__GIVEN PROBLEM__
Omit the pictures from the entries below and retype everything else exactly.

__THE DATA__
· · · · · · ·
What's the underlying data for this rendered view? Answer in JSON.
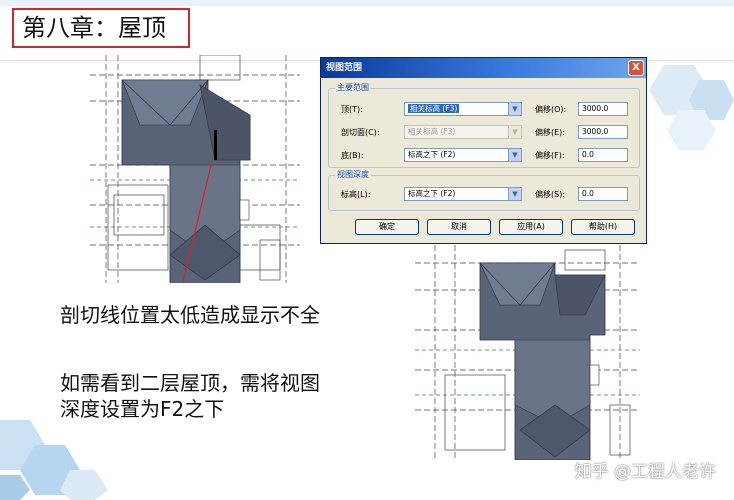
{
  "slide": {
    "title": "第八章：屋顶",
    "note1": "剖切线位置太低造成显示不全",
    "note2_line1": "如需看到二层屋顶，需将视图",
    "note2_line2": "深度设置为F2之下",
    "watermark": "知乎 @工程人老许"
  },
  "dialog": {
    "title": "视图范围",
    "close": "X",
    "primary_group": "主要范围",
    "depth_group": "视图深度",
    "rows": {
      "top": {
        "label": "顶(T):",
        "value": "相关标高 (F3)",
        "offset_label": "偏移(O):",
        "offset": "3000.0"
      },
      "cut": {
        "label": "剖切面(C):",
        "value": "相关标高 (F3)",
        "offset_label": "偏移(E):",
        "offset": "3000.0"
      },
      "bottom": {
        "label": "底(B):",
        "value": "标高之下 (F2)",
        "offset_label": "偏移(F):",
        "offset": "0.0"
      },
      "level": {
        "label": "标高(L):",
        "value": "标高之下 (F2)",
        "offset_label": "偏移(S):",
        "offset": "0.0"
      }
    },
    "buttons": {
      "ok": "确定",
      "cancel": "取消",
      "apply": "应用(A)",
      "help": "帮助(H)"
    }
  },
  "colors": {
    "title_border": "#d0272d",
    "roof": "#5a6478",
    "section_line": "#d0272d",
    "dialog_title": "#0a3a9a"
  }
}
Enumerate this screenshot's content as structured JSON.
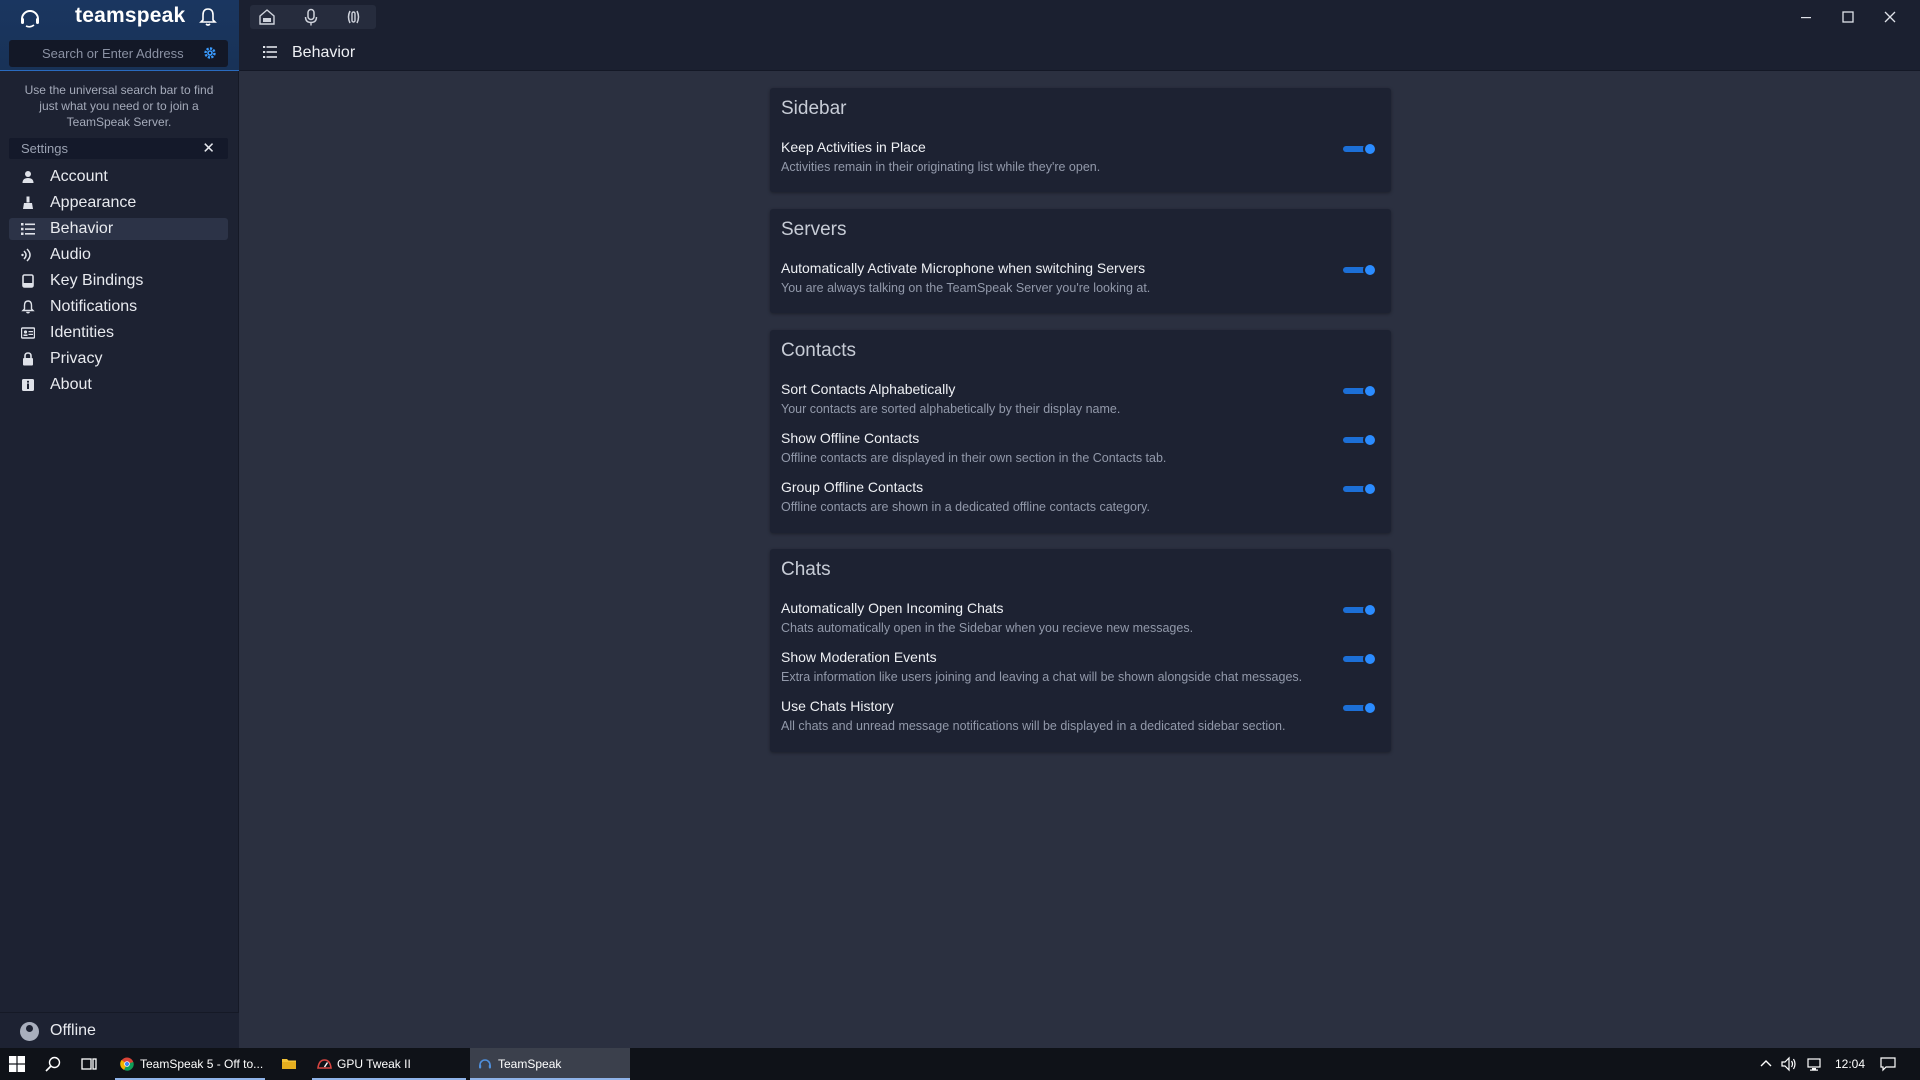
{
  "app": {
    "brand": "teamspeak",
    "search_placeholder": "Search or Enter Address",
    "hint": "Use the universal search bar to find just what you need or to join a TeamSpeak Server.",
    "settings_filter": "Settings",
    "accent": "#2b8cff"
  },
  "nav": {
    "items": [
      {
        "label": "Account",
        "icon": "user-icon"
      },
      {
        "label": "Appearance",
        "icon": "brush-icon"
      },
      {
        "label": "Behavior",
        "icon": "list-icon"
      },
      {
        "label": "Audio",
        "icon": "audio-icon"
      },
      {
        "label": "Key Bindings",
        "icon": "keyboard-icon"
      },
      {
        "label": "Notifications",
        "icon": "bell-icon"
      },
      {
        "label": "Identities",
        "icon": "identity-icon"
      },
      {
        "label": "Privacy",
        "icon": "lock-icon"
      },
      {
        "label": "About",
        "icon": "info-icon"
      }
    ],
    "active_index": 2
  },
  "status": {
    "label": "Offline"
  },
  "header": {
    "title": "Behavior"
  },
  "sections": {
    "sidebar": {
      "title": "Sidebar",
      "rows": [
        {
          "title": "Keep Activities in Place",
          "desc": "Activities remain in their originating list while they're open.",
          "on": true
        }
      ]
    },
    "servers": {
      "title": "Servers",
      "rows": [
        {
          "title": "Automatically Activate Microphone when switching Servers",
          "desc": "You are always talking on the TeamSpeak Server you're looking at.",
          "on": true
        }
      ]
    },
    "contacts": {
      "title": "Contacts",
      "rows": [
        {
          "title": "Sort Contacts Alphabetically",
          "desc": "Your contacts are sorted alphabetically by their display name.",
          "on": true
        },
        {
          "title": "Show Offline Contacts",
          "desc": "Offline contacts are displayed in their own section in the Contacts tab.",
          "on": true
        },
        {
          "title": "Group Offline Contacts",
          "desc": "Offline contacts are shown in a dedicated offline contacts category.",
          "on": true
        }
      ]
    },
    "chats": {
      "title": "Chats",
      "rows": [
        {
          "title": "Automatically Open Incoming Chats",
          "desc": "Chats automatically open in the Sidebar when you recieve new messages.",
          "on": true
        },
        {
          "title": "Show Moderation Events",
          "desc": "Extra information like users joining and leaving a chat will be shown alongside chat messages.",
          "on": true
        },
        {
          "title": "Use Chats History",
          "desc": "All chats and unread message notifications will be displayed in a dedicated sidebar section.",
          "on": true
        }
      ]
    }
  },
  "taskbar": {
    "apps": [
      {
        "label": "TeamSpeak 5 - Off to..."
      },
      {
        "label": "GPU Tweak II"
      },
      {
        "label": "TeamSpeak"
      }
    ],
    "clock": "12:04"
  }
}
· · · · · · ·
__RESPONSE TO THIS EXERCISE__
What's the underlying data for this rendered view? Answer in JSON.
{
  "slide": {
    "title": "第八章：屋顶",
    "note1": "剖切线位置太低造成显示不全",
    "note2_line1": "如需看到二层屋顶，需将视图",
    "note2_line2": "深度设置为F2之下",
    "watermark": "知乎 @工程人老许"
  },
  "dialog": {
    "title": "视图范围",
    "close": "X",
    "primary_group": "主要范围",
    "depth_group": "视图深度",
    "rows": {
      "top": {
        "label": "顶(T):",
        "value": "相关标高 (F3)",
        "offset_label": "偏移(O):",
        "offset": "3000.0"
      },
      "cut": {
        "label": "剖切面(C):",
        "value": "相关标高 (F3)",
        "offset_label": "偏移(E):",
        "offset": "3000.0"
      },
      "bottom": {
        "label": "底(B):",
        "value": "标高之下 (F2)",
        "offset_label": "偏移(F):",
        "offset": "0.0"
      },
      "level": {
        "label": "标高(L):",
        "value": "标高之下 (F2)",
        "offset_label": "偏移(S):",
        "offset": "0.0"
      }
    },
    "buttons": {
      "ok": "确定",
      "cancel": "取消",
      "apply": "应用(A)",
      "help": "帮助(H)"
    }
  },
  "colors": {
    "title_border": "#d0272d",
    "roof": "#5a6478",
    "section_line": "#d0272d",
    "dialog_title": "#0a3a9a"
  }
}
Enumerate this screenshot's content as structured JSON.
{
  "app": {
    "brand": "teamspeak",
    "search_placeholder": "Search or Enter Address",
    "hint": "Use the universal search bar to find just what you need or to join a TeamSpeak Server.",
    "settings_filter": "Settings",
    "accent": "#2b8cff"
  },
  "nav": {
    "items": [
      {
        "label": "Account",
        "icon": "user-icon"
      },
      {
        "label": "Appearance",
        "icon": "brush-icon"
      },
      {
        "label": "Behavior",
        "icon": "list-icon"
      },
      {
        "label": "Audio",
        "icon": "audio-icon"
      },
      {
        "label": "Key Bindings",
        "icon": "keyboard-icon"
      },
      {
        "label": "Notifications",
        "icon": "bell-icon"
      },
      {
        "label": "Identities",
        "icon": "identity-icon"
      },
      {
        "label": "Privacy",
        "icon": "lock-icon"
      },
      {
        "label": "About",
        "icon": "info-icon"
      }
    ],
    "active_index": 2
  },
  "status": {
    "label": "Offline"
  },
  "header": {
    "title": "Behavior"
  },
  "sections": {
    "sidebar": {
      "title": "Sidebar",
      "rows": [
        {
          "title": "Keep Activities in Place",
          "desc": "Activities remain in their originating list while they're open.",
          "on": true
        }
      ]
    },
    "servers": {
      "title": "Servers",
      "rows": [
        {
          "title": "Automatically Activate Microphone when switching Servers",
          "desc": "You are always talking on the TeamSpeak Server you're looking at.",
          "on": true
        }
      ]
    },
    "contacts": {
      "title": "Contacts",
      "rows": [
        {
          "title": "Sort Contacts Alphabetically",
          "desc": "Your contacts are sorted alphabetically by their display name.",
          "on": true
        },
        {
          "title": "Show Offline Contacts",
          "desc": "Offline contacts are displayed in their own section in the Contacts tab.",
          "on": true
        },
        {
          "title": "Group Offline Contacts",
          "desc": "Offline contacts are shown in a dedicated offline contacts category.",
          "on": true
        }
      ]
    },
    "chats": {
      "title": "Chats",
      "rows": [
        {
          "title": "Automatically Open Incoming Chats",
          "desc": "Chats automatically open in the Sidebar when you recieve new messages.",
          "on": true
        },
        {
          "title": "Show Moderation Events",
          "desc": "Extra information like users joining and leaving a chat will be shown alongside chat messages.",
          "on": true
        },
        {
          "title": "Use Chats History",
          "desc": "All chats and unread message notifications will be displayed in a dedicated sidebar section.",
          "on": true
        }
      ]
    }
  },
  "taskbar": {
    "apps": [
      {
        "label": "TeamSpeak 5 - Off to..."
      },
      {
        "label": "GPU Tweak II"
      },
      {
        "label": "TeamSpeak"
      }
    ],
    "clock": "12:04"
  }
}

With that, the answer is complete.